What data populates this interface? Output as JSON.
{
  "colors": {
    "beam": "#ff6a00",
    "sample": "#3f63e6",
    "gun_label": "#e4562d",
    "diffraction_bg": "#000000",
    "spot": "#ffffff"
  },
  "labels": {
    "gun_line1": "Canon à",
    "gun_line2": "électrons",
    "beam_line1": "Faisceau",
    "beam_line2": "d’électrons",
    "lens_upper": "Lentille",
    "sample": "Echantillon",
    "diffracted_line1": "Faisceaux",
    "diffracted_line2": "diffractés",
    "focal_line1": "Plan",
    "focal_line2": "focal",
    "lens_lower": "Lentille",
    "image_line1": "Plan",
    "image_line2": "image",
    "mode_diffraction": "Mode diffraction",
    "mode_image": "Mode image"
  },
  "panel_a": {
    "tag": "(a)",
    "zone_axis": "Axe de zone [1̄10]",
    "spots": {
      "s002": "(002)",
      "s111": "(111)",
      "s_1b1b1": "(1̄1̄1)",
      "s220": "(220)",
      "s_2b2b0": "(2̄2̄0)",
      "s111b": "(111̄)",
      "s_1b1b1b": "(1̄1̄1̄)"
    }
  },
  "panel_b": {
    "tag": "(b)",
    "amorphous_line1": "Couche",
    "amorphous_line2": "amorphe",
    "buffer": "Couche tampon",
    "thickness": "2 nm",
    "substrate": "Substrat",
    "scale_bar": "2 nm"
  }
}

+ + + +

**What is being asked:**
Every line above should be written out again exactly as it stands.

**Answer in full:**
What data populates this interface? Output as JSON.
{
  "colors": {
    "beam": "#ff6a00",
    "sample": "#3f63e6",
    "gun_label": "#e4562d",
    "diffraction_bg": "#000000",
    "spot": "#ffffff"
  },
  "labels": {
    "gun_line1": "Canon à",
    "gun_line2": "électrons",
    "beam_line1": "Faisceau",
    "beam_line2": "d’électrons",
    "lens_upper": "Lentille",
    "sample": "Echantillon",
    "diffracted_line1": "Faisceaux",
    "diffracted_line2": "diffractés",
    "focal_line1": "Plan",
    "focal_line2": "focal",
    "lens_lower": "Lentille",
    "image_line1": "Plan",
    "image_line2": "image",
    "mode_diffraction": "Mode diffraction",
    "mode_image": "Mode image"
  },
  "panel_a": {
    "tag": "(a)",
    "zone_axis": "Axe de zone [1̄10]",
    "spots": {
      "s002": "(002)",
      "s111": "(111)",
      "s_1b1b1": "(1̄1̄1)",
      "s220": "(220)",
      "s_2b2b0": "(2̄2̄0)",
      "s111b": "(111̄)",
      "s_1b1b1b": "(1̄1̄1̄)"
    }
  },
  "panel_b": {
    "tag": "(b)",
    "amorphous_line1": "Couche",
    "amorphous_line2": "amorphe",
    "buffer": "Couche tampon",
    "thickness": "2 nm",
    "substrate": "Substrat",
    "scale_bar": "2 nm"
  }
}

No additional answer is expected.